Write out all of the entries exactly, please.

----

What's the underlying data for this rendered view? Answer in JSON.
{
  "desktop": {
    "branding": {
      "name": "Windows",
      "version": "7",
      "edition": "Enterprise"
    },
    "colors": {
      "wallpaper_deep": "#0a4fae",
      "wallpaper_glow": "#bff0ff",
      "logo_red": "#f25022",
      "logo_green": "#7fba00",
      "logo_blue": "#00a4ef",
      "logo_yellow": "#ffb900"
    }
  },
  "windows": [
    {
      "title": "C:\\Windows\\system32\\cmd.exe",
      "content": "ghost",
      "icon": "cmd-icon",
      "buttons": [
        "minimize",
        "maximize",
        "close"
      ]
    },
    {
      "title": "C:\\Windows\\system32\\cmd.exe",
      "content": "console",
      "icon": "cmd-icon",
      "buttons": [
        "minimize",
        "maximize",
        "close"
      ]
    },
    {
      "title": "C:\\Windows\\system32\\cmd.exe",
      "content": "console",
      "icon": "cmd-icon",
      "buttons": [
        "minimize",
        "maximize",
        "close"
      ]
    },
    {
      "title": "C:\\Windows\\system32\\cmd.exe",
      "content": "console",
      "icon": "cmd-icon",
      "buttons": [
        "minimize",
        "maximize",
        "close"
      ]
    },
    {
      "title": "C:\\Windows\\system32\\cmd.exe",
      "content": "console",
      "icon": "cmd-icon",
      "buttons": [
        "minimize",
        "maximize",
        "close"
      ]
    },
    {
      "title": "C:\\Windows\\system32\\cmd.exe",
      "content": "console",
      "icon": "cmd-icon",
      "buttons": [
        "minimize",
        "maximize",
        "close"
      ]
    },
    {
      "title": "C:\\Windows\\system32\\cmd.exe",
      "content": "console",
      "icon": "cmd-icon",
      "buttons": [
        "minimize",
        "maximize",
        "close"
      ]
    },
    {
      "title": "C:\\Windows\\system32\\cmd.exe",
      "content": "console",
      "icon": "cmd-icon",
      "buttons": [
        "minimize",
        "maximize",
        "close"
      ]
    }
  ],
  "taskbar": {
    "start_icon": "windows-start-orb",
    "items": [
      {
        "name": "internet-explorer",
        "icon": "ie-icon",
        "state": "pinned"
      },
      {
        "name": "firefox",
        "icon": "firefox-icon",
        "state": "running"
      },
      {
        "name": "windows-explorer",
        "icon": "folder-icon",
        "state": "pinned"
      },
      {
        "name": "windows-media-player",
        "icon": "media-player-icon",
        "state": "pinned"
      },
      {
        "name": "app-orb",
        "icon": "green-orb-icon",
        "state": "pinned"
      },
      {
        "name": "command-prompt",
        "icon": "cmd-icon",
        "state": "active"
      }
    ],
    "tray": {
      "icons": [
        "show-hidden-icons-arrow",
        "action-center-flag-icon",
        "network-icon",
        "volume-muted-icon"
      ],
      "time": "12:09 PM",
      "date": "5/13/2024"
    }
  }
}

----

▶ _TASK OUTPUT_:
What's the underlying data for this rendered view? Answer in JSON.
{
  "desktop": {
    "branding": {
      "name": "Windows",
      "version": "7",
      "edition": "Enterprise"
    },
    "colors": {
      "wallpaper_deep": "#0a4fae",
      "wallpaper_glow": "#bff0ff",
      "logo_red": "#f25022",
      "logo_green": "#7fba00",
      "logo_blue": "#00a4ef",
      "logo_yellow": "#ffb900"
    }
  },
  "windows": [
    {
      "title": "C:\\Windows\\system32\\cmd.exe",
      "content": "ghost",
      "icon": "cmd-icon",
      "buttons": [
        "minimize",
        "maximize",
        "close"
      ]
    },
    {
      "title": "C:\\Windows\\system32\\cmd.exe",
      "content": "console",
      "icon": "cmd-icon",
      "buttons": [
        "minimize",
        "maximize",
        "close"
      ]
    },
    {
      "title": "C:\\Windows\\system32\\cmd.exe",
      "content": "console",
      "icon": "cmd-icon",
      "buttons": [
        "minimize",
        "maximize",
        "close"
      ]
    },
    {
      "title": "C:\\Windows\\system32\\cmd.exe",
      "content": "console",
      "icon": "cmd-icon",
      "buttons": [
        "minimize",
        "maximize",
        "close"
      ]
    },
    {
      "title": "C:\\Windows\\system32\\cmd.exe",
      "content": "console",
      "icon": "cmd-icon",
      "buttons": [
        "minimize",
        "maximize",
        "close"
      ]
    },
    {
      "title": "C:\\Windows\\system32\\cmd.exe",
      "content": "console",
      "icon": "cmd-icon",
      "buttons": [
        "minimize",
        "maximize",
        "close"
      ]
    },
    {
      "title": "C:\\Windows\\system32\\cmd.exe",
      "content": "console",
      "icon": "cmd-icon",
      "buttons": [
        "minimize",
        "maximize",
        "close"
      ]
    },
    {
      "title": "C:\\Windows\\system32\\cmd.exe",
      "content": "console",
      "icon": "cmd-icon",
      "buttons": [
        "minimize",
        "maximize",
        "close"
      ]
    }
  ],
  "taskbar": {
    "start_icon": "windows-start-orb",
    "items": [
      {
        "name": "internet-explorer",
        "icon": "ie-icon",
        "state": "pinned"
      },
      {
        "name": "firefox",
        "icon": "firefox-icon",
        "state": "running"
      },
      {
        "name": "windows-explorer",
        "icon": "folder-icon",
        "state": "pinned"
      },
      {
        "name": "windows-media-player",
        "icon": "media-player-icon",
        "state": "pinned"
      },
      {
        "name": "app-orb",
        "icon": "green-orb-icon",
        "state": "pinned"
      },
      {
        "name": "command-prompt",
        "icon": "cmd-icon",
        "state": "active"
      }
    ],
    "tray": {
      "icons": [
        "show-hidden-icons-arrow",
        "action-center-flag-icon",
        "network-icon",
        "volume-muted-icon"
      ],
      "time": "12:09 PM",
      "date": "5/13/2024"
    }
  }
}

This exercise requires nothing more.